Objective
Produce an exact copy of all the records.

Excerpted data
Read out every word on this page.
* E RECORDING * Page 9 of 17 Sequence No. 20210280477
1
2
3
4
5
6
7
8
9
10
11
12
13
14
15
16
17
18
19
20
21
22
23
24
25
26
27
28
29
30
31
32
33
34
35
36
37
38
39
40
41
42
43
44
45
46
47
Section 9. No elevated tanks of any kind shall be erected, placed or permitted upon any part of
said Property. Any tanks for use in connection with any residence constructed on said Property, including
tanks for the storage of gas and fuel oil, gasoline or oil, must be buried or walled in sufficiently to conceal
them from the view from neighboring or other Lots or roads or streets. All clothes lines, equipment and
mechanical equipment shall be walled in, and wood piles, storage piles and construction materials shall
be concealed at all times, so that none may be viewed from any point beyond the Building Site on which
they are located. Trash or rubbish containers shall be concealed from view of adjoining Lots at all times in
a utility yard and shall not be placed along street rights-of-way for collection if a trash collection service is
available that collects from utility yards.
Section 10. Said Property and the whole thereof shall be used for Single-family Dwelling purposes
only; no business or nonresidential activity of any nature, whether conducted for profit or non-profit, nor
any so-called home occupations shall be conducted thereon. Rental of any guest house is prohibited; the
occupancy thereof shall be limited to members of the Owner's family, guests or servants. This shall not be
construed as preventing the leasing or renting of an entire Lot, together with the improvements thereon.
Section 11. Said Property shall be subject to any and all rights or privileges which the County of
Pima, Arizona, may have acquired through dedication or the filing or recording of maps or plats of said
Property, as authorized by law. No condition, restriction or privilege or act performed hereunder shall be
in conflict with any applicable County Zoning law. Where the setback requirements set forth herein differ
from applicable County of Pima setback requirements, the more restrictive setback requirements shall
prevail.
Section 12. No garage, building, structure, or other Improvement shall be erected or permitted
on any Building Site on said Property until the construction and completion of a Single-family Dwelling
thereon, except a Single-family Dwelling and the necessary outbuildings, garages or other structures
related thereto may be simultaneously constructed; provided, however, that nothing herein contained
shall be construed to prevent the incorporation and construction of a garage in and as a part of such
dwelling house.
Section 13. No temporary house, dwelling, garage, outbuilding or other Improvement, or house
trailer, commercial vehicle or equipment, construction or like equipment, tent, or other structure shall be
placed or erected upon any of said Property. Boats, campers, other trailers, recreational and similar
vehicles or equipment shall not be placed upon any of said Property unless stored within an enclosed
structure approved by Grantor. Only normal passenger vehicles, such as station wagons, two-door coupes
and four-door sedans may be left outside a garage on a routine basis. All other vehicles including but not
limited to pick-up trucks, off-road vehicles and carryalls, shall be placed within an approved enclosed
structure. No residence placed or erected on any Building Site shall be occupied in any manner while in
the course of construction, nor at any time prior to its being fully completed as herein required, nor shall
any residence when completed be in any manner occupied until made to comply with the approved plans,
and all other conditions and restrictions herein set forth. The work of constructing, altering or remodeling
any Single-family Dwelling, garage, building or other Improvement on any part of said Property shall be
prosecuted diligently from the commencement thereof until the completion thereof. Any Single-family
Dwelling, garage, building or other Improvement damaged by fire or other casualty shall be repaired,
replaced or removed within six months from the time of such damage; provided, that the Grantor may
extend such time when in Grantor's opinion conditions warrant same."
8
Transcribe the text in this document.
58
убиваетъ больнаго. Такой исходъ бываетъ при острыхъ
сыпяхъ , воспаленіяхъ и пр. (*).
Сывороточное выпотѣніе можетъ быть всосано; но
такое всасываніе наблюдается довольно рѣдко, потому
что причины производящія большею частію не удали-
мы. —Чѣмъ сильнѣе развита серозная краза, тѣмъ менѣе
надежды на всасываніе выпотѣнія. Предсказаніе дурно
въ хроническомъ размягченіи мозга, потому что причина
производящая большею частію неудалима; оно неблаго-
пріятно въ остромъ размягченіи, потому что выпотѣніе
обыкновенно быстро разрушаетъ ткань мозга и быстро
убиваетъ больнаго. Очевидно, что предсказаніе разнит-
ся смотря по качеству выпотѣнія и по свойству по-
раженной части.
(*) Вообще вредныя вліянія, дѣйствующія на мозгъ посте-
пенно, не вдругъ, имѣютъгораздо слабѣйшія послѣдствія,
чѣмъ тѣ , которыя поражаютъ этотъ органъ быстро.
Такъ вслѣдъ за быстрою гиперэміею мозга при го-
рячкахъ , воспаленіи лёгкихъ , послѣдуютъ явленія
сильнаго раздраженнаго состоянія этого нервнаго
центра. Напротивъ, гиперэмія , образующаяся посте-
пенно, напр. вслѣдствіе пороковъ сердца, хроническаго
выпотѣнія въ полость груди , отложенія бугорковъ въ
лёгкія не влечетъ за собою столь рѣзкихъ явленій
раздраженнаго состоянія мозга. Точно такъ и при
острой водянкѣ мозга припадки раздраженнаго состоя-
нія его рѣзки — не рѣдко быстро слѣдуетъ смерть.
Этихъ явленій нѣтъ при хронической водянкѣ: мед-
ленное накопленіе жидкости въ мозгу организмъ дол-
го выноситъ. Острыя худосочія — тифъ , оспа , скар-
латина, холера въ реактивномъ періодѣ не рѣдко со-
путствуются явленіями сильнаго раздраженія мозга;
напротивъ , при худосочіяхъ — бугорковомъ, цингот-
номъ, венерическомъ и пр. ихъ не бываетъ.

Exercise response
Read out every word on this page.
* E RECORDING * Page 9 of 17 Sequence No. 20210280477
1
2
3
4
5
6
7
8
9
10
11
12
13
14
15
16
17
18
19
20
21
22
23
24
25
26
27
28
29
30
31
32
33
34
35
36
37
38
39
40
41
42
43
44
45
46
47
Section 9. No elevated tanks of any kind shall be erected, placed or permitted upon any part of
said Property. Any tanks for use in connection with any residence constructed on said Property, including
tanks for the storage of gas and fuel oil, gasoline or oil, must be buried or walled in sufficiently to conceal
them from the view from neighboring or other Lots or roads or streets. All clothes lines, equipment and
mechanical equipment shall be walled in, and wood piles, storage piles and construction materials shall
be concealed at all times, so that none may be viewed from any point beyond the Building Site on which
they are located. Trash or rubbish containers shall be concealed from view of adjoining Lots at all times in
a utility yard and shall not be placed along street rights-of-way for collection if a trash collection service is
available that collects from utility yards.
Section 10. Said Property and the whole thereof shall be used for Single-family Dwelling purposes
only; no business or nonresidential activity of any nature, whether conducted for profit or non-profit, nor
any so-called home occupations shall be conducted thereon. Rental of any guest house is prohibited; the
occupancy thereof shall be limited to members of the Owner's family, guests or servants. This shall not be
construed as preventing the leasing or renting of an entire Lot, together with the improvements thereon.
Section 11. Said Property shall be subject to any and all rights or privileges which the County of
Pima, Arizona, may have acquired through dedication or the filing or recording of maps or plats of said
Property, as authorized by law. No condition, restriction or privilege or act performed hereunder shall be
in conflict with any applicable County Zoning law. Where the setback requirements set forth herein differ
from applicable County of Pima setback requirements, the more restrictive setback requirements shall
prevail.
Section 12. No garage, building, structure, or other Improvement shall be erected or permitted
on any Building Site on said Property until the construction and completion of a Single-family Dwelling
thereon, except a Single-family Dwelling and the necessary outbuildings, garages or other structures
related thereto may be simultaneously constructed; provided, however, that nothing herein contained
shall be construed to prevent the incorporation and construction of a garage in and as a part of such
dwelling house.
Section 13. No temporary house, dwelling, garage, outbuilding or other Improvement, or house
trailer, commercial vehicle or equipment, construction or like equipment, tent, or other structure shall be
placed or erected upon any of said Property. Boats, campers, other trailers, recreational and similar
vehicles or equipment shall not be placed upon any of said Property unless stored within an enclosed
structure approved by Grantor. Only normal passenger vehicles, such as station wagons, two-door coupes
and four-door sedans may be left outside a garage on a routine basis. All other vehicles including but not
limited to pick-up trucks, off-road vehicles and carryalls, shall be placed within an approved enclosed
structure. No residence placed or erected on any Building Site shall be occupied in any manner while in
the course of construction, nor at any time prior to its being fully completed as herein required, nor shall
any residence when completed be in any manner occupied until made to comply with the approved plans,
and all other conditions and restrictions herein set forth. The work of constructing, altering or remodeling
any Single-family Dwelling, garage, building or other Improvement on any part of said Property shall be
prosecuted diligently from the commencement thereof until the completion thereof. Any Single-family
Dwelling, garage, building or other Improvement damaged by fire or other casualty shall be repaired,
replaced or removed within six months from the time of such damage; provided, that the Grantor may
extend such time when in Grantor's opinion conditions warrant same."
8
Transcribe the text in this document.
58
убиваетъ больнаго. Такой исходъ бываетъ при острыхъ
сыпяхъ , воспаленіяхъ и пр. (*).
Сывороточное выпотѣніе можетъ быть всосано; но
такое всасываніе наблюдается довольно рѣдко, потому
что причины производящія большею частію не удали-
мы. —Чѣмъ сильнѣе развита серозная краза, тѣмъ менѣе
надежды на всасываніе выпотѣнія. Предсказаніе дурно
въ хроническомъ размягченіи мозга, потому что причина
производящая большею частію неудалима; оно неблаго-
пріятно въ остромъ размягченіи, потому что выпотѣніе
обыкновенно быстро разрушаетъ ткань мозга и быстро
убиваетъ больнаго. Очевидно, что предсказаніе разнит-
ся смотря по качеству выпотѣнія и по свойству по-
раженной части.
(*) Вообще вредныя вліянія, дѣйствующія на мозгъ посте-
пенно, не вдругъ, имѣютъгораздо слабѣйшія послѣдствія,
чѣмъ тѣ , которыя поражаютъ этотъ органъ быстро.
Такъ вслѣдъ за быстрою гиперэміею мозга при го-
рячкахъ , воспаленіи лёгкихъ , послѣдуютъ явленія
сильнаго раздраженнаго состоянія этого нервнаго
центра. Напротивъ, гиперэмія , образующаяся посте-
пенно, напр. вслѣдствіе пороковъ сердца, хроническаго
выпотѣнія въ полость груди , отложенія бугорковъ въ
лёгкія не влечетъ за собою столь рѣзкихъ явленій
раздраженнаго состоянія мозга. Точно такъ и при
острой водянкѣ мозга припадки раздраженнаго состоя-
нія его рѣзки — не рѣдко быстро слѣдуетъ смерть.
Этихъ явленій нѣтъ при хронической водянкѣ: мед-
ленное накопленіе жидкости въ мозгу организмъ дол-
го выноситъ. Острыя худосочія — тифъ , оспа , скар-
латина, холера въ реактивномъ періодѣ не рѣдко со-
путствуются явленіями сильнаго раздраженія мозга;
напротивъ , при худосочіяхъ — бугорковомъ, цингот-
номъ, венерическомъ и пр. ихъ не бываетъ.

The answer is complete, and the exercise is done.